[Transcript entries for document pages]

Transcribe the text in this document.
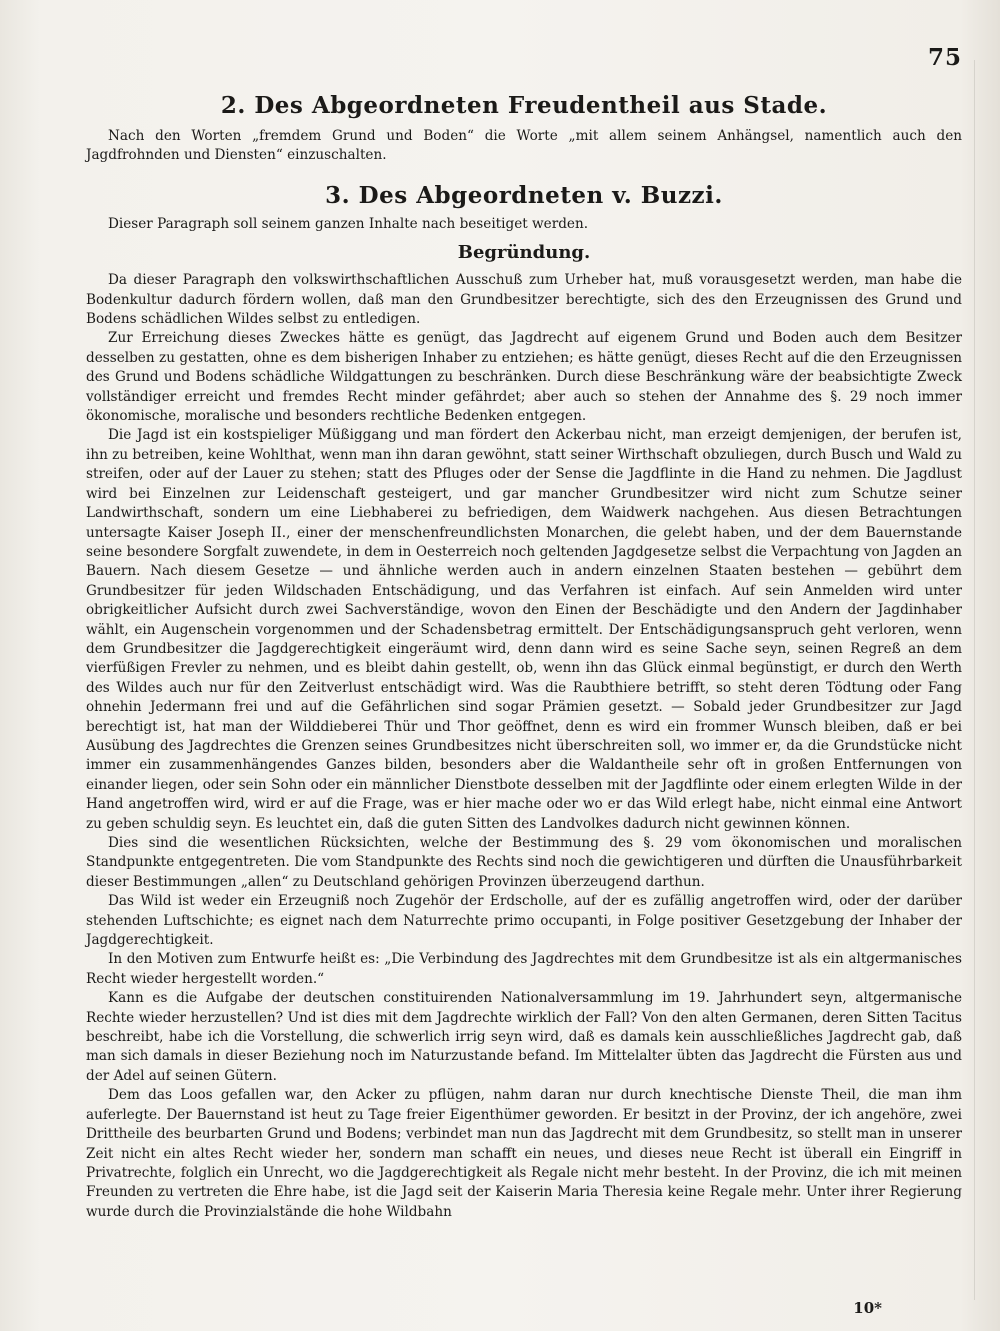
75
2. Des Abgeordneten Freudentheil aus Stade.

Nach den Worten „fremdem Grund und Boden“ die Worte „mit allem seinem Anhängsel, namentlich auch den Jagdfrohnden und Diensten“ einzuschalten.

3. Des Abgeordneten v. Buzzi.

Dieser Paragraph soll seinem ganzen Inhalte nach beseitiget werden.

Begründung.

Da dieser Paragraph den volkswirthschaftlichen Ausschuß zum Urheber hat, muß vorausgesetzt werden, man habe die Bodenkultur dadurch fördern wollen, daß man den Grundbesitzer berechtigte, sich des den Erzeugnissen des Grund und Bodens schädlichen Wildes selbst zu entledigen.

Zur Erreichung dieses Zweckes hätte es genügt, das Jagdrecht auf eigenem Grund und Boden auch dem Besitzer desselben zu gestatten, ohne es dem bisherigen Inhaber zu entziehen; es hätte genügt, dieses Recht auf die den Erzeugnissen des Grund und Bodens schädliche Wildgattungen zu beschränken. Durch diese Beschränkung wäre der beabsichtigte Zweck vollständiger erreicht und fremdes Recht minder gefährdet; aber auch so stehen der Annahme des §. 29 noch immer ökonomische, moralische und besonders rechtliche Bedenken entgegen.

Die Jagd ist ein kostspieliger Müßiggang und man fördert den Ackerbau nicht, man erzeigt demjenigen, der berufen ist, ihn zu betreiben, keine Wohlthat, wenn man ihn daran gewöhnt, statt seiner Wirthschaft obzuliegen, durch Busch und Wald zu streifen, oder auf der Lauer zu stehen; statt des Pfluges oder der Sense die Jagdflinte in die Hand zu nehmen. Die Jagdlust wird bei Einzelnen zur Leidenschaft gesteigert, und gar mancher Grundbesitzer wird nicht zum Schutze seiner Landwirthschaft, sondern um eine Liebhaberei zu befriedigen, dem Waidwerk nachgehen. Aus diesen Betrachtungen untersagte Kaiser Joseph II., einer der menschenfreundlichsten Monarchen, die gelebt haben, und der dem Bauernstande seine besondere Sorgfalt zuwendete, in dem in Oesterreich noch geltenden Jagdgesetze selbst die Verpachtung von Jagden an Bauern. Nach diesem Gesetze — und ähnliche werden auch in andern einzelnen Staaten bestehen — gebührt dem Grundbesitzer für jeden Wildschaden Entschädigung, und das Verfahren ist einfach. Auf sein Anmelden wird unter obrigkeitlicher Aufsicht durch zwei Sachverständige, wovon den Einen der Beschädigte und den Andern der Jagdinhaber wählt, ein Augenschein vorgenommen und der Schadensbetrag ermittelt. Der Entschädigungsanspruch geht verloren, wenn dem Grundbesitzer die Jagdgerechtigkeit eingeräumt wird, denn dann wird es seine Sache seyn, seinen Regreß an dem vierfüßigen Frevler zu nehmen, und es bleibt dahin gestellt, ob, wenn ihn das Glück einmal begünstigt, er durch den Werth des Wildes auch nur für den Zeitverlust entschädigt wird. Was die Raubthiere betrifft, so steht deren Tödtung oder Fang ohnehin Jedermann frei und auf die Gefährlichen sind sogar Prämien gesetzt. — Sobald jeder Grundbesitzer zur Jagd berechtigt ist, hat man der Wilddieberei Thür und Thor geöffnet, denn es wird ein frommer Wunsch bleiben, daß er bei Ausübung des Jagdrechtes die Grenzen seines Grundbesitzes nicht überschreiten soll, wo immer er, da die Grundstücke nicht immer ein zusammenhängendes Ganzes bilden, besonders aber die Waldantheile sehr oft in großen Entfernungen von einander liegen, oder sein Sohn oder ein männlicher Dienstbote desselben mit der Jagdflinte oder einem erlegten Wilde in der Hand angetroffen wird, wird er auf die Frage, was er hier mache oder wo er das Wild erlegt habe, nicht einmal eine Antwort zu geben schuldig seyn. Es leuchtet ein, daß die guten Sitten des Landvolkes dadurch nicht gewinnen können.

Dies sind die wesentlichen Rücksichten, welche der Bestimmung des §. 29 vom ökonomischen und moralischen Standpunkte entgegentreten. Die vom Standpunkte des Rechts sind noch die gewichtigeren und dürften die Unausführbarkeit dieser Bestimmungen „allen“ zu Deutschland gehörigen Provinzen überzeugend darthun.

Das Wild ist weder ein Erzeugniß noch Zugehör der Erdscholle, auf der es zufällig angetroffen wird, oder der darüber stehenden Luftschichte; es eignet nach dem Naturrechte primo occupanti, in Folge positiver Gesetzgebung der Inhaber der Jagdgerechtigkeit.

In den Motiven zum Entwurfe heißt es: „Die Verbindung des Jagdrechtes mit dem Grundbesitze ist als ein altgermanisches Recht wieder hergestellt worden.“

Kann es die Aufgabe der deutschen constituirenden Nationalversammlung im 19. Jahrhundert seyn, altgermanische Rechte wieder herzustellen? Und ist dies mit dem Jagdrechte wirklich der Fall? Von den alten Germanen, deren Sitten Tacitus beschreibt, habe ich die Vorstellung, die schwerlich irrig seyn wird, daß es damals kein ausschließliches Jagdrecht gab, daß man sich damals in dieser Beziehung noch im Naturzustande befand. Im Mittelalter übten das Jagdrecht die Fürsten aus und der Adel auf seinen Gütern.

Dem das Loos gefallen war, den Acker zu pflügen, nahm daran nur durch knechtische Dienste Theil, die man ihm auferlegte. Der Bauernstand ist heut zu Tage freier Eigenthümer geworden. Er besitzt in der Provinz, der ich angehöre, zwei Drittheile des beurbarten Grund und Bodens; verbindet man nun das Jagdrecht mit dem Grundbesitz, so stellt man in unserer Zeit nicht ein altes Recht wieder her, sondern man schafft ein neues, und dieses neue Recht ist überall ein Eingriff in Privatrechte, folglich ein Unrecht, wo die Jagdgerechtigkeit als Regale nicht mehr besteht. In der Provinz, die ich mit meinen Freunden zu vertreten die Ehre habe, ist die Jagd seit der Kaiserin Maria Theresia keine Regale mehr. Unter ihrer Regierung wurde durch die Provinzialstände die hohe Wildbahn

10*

---

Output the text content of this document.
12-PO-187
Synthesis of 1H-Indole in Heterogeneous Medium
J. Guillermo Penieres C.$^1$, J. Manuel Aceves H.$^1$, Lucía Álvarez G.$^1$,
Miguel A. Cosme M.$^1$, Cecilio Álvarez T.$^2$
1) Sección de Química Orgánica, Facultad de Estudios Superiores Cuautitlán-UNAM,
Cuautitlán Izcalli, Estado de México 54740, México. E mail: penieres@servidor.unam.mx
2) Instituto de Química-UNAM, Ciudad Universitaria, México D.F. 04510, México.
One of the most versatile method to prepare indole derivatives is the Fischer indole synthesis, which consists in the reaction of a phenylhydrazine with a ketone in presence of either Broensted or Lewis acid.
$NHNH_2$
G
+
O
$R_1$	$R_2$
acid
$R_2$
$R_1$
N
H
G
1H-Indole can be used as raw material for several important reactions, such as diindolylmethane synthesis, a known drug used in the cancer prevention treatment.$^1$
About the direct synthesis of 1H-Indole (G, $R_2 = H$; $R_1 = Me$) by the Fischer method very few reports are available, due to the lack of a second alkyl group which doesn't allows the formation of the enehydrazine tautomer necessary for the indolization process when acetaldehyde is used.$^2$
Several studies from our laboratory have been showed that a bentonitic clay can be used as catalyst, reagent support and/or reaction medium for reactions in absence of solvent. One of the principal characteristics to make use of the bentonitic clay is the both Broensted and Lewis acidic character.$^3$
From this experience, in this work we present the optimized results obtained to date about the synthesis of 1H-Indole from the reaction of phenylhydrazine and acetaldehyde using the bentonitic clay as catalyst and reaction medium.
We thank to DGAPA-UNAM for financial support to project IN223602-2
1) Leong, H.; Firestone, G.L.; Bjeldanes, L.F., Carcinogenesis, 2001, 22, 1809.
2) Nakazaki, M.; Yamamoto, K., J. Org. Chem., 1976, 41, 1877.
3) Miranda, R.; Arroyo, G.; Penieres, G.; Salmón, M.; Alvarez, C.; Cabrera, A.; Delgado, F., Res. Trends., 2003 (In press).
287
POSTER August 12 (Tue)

> [REQUIRED WORK]: Could you find each line in the entries that contains the string "method" and copy it?

> [ANSWER BOX]:
One of the most versatile method to prepare indole derivatives is the Fischer indole synthesis, which consists in the reaction of a phenylhydrazine with a ketone in presence of either Broensted or Lewis acid.
About the direct synthesis of 1H-Indole (G, $R_2 = H$; $R_1 = Me$) by the Fischer method very few reports are available, due to the lack of a second alkyl group which doesn't allows the formation of the enehydrazine tautomer necessary for the indolization process when acetaldehyde is used.$^2$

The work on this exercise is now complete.